(Goal): In the listing that follows, count each line containing the string "color" and report only the count.
--- Begin ---
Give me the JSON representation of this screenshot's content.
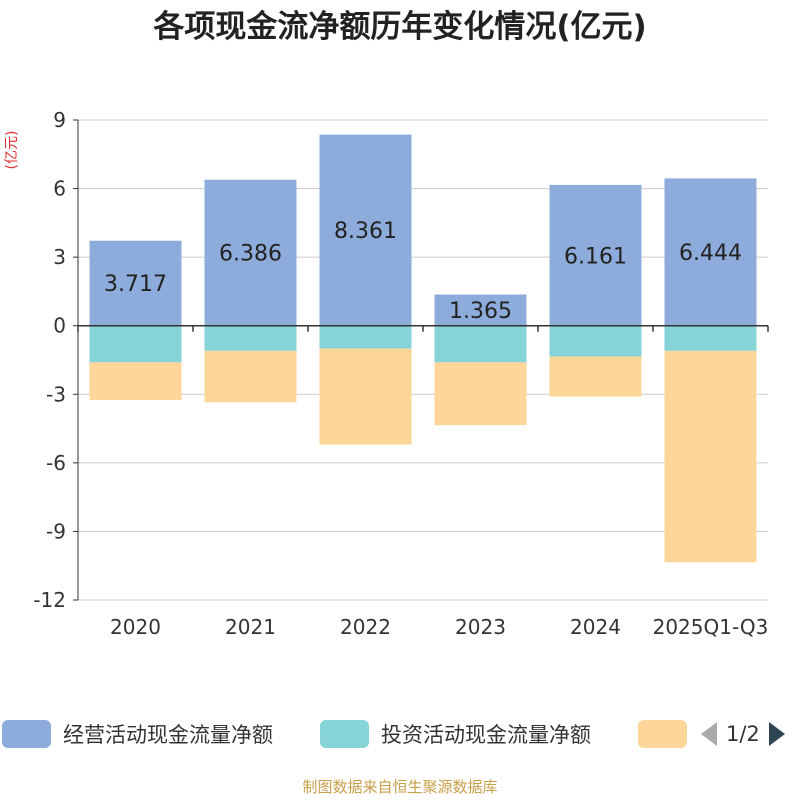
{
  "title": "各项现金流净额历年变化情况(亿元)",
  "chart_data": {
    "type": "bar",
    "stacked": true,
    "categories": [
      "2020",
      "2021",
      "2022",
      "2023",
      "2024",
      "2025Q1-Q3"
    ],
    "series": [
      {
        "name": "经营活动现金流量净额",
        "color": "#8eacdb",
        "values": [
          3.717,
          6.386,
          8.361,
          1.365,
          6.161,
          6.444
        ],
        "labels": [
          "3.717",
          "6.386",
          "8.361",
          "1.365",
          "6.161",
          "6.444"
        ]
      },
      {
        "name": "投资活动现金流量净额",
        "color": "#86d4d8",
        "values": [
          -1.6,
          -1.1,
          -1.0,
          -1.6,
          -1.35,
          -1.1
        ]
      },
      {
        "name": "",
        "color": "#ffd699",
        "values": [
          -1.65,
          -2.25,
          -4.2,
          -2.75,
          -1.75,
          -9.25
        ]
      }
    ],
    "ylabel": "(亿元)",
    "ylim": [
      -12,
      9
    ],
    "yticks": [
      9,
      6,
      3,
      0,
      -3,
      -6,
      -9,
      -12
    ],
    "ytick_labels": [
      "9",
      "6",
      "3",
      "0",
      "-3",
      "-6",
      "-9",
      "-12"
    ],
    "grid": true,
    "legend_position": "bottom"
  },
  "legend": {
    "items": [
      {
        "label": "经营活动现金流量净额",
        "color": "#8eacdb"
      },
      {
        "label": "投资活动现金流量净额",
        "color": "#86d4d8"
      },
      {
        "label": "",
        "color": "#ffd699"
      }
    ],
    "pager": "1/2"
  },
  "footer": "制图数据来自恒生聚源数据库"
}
--- End ---
(Answer in full): 6